■ Task to complete ■
Copy, from the entries below, each line where the word "They" can be found.

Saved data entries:
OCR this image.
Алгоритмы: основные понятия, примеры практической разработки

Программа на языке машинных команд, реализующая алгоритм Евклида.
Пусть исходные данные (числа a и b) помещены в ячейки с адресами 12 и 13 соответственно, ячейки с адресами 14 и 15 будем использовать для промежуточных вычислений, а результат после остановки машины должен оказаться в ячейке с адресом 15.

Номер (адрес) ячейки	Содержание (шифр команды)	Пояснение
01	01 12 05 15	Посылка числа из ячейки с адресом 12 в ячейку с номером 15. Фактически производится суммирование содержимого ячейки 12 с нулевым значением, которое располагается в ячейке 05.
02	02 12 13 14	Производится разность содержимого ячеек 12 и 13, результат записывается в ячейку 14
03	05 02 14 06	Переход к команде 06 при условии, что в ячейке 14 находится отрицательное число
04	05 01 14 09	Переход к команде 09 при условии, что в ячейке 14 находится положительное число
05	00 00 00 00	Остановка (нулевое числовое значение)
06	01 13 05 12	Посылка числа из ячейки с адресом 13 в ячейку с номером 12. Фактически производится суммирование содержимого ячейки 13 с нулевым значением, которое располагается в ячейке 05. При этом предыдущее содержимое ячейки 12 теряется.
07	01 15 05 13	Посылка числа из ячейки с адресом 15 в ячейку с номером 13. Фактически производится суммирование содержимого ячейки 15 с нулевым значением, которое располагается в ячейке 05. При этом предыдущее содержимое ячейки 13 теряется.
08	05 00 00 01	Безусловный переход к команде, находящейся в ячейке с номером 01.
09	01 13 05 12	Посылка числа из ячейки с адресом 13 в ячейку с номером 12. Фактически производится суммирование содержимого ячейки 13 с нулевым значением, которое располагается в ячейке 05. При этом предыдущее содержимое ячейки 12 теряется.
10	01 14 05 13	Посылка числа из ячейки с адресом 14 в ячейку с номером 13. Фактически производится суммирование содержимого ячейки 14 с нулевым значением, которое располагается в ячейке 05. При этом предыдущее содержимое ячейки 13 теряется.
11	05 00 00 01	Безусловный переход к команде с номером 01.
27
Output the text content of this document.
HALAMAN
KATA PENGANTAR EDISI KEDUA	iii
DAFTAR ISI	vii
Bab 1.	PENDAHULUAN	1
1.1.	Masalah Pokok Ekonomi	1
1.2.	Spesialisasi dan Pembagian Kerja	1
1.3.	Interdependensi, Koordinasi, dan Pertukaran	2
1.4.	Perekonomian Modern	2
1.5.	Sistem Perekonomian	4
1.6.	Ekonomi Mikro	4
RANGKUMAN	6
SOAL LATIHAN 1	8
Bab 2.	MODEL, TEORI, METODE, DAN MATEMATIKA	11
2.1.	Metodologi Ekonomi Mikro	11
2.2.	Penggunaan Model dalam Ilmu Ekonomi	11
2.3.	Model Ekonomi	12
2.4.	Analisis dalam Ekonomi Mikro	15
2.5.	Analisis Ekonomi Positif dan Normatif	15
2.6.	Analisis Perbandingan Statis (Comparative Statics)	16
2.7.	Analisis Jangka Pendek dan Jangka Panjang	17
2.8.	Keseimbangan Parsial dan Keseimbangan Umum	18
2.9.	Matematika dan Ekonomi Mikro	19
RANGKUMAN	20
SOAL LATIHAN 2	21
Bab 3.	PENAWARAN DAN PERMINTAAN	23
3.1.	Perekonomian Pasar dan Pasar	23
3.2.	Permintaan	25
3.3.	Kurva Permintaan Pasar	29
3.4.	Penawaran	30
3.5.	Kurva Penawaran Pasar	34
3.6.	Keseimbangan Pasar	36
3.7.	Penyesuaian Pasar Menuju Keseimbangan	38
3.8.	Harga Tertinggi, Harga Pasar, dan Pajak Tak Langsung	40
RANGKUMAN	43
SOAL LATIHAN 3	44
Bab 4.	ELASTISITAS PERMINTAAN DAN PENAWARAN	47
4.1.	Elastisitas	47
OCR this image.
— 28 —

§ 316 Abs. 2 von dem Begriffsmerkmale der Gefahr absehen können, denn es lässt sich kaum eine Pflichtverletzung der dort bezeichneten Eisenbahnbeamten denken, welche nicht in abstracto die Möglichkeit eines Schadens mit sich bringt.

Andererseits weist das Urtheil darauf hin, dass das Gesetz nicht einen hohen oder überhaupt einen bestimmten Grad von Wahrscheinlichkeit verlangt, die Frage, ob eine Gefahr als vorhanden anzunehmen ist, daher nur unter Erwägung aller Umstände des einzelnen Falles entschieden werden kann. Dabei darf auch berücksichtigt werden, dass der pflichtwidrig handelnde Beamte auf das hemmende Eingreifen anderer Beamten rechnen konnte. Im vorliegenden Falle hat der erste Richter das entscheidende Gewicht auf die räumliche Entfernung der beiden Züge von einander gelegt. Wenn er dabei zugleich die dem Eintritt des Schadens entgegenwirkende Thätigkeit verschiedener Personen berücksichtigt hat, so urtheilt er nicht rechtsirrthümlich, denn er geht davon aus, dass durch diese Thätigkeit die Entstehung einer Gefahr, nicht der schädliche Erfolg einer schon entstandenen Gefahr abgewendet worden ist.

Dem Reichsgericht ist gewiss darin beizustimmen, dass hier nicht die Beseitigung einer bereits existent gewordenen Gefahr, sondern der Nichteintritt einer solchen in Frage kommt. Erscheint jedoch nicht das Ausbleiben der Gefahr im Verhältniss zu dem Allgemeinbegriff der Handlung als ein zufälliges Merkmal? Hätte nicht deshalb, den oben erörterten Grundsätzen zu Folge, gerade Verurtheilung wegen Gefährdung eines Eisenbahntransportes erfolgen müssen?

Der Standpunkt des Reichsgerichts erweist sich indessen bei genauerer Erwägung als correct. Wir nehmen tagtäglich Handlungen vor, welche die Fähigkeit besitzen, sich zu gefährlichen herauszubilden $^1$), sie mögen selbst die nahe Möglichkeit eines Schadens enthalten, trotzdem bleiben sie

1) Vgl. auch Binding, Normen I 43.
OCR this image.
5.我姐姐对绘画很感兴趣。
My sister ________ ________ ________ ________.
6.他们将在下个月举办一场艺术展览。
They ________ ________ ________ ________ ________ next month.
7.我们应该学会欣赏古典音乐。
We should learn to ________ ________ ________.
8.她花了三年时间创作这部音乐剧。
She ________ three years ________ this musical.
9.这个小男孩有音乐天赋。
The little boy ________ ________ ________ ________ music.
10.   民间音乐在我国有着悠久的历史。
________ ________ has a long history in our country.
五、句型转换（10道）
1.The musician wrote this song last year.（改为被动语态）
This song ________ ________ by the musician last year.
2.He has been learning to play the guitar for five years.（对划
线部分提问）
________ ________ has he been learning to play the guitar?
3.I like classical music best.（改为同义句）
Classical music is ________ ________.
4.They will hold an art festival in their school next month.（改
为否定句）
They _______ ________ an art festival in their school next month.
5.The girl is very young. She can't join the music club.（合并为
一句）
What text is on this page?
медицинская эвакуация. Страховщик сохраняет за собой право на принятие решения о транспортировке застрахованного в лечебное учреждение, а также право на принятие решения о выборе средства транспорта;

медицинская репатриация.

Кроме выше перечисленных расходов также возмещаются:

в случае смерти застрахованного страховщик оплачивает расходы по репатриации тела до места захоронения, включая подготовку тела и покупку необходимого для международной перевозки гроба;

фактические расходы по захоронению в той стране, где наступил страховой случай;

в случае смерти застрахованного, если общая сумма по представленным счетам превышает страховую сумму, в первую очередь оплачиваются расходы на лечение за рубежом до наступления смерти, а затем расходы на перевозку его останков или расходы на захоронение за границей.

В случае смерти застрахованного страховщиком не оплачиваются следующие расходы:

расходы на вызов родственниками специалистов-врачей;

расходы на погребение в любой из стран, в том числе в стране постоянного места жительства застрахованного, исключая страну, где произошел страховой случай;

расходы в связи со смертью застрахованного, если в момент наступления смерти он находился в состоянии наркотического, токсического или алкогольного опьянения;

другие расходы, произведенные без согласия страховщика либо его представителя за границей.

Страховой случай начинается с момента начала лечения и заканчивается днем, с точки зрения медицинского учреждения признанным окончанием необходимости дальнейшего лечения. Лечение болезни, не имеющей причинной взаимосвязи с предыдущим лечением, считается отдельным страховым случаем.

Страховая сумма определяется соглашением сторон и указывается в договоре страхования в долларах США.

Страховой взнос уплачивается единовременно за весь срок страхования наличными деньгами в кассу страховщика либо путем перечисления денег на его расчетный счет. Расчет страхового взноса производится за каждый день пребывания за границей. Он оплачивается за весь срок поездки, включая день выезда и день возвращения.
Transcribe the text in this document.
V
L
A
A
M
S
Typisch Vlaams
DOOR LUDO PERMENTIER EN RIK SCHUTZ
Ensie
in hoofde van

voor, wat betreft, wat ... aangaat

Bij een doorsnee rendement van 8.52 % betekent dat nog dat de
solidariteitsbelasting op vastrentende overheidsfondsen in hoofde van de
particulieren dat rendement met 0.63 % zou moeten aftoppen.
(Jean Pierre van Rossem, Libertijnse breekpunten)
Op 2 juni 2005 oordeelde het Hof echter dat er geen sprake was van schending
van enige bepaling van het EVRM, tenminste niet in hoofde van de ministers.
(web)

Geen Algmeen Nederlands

■ Written response ■
They ________ ________ ________ ________ ________ next month.
4.They will hold an art festival in their school next month.（改
They _______ ________ an art festival in their school next month.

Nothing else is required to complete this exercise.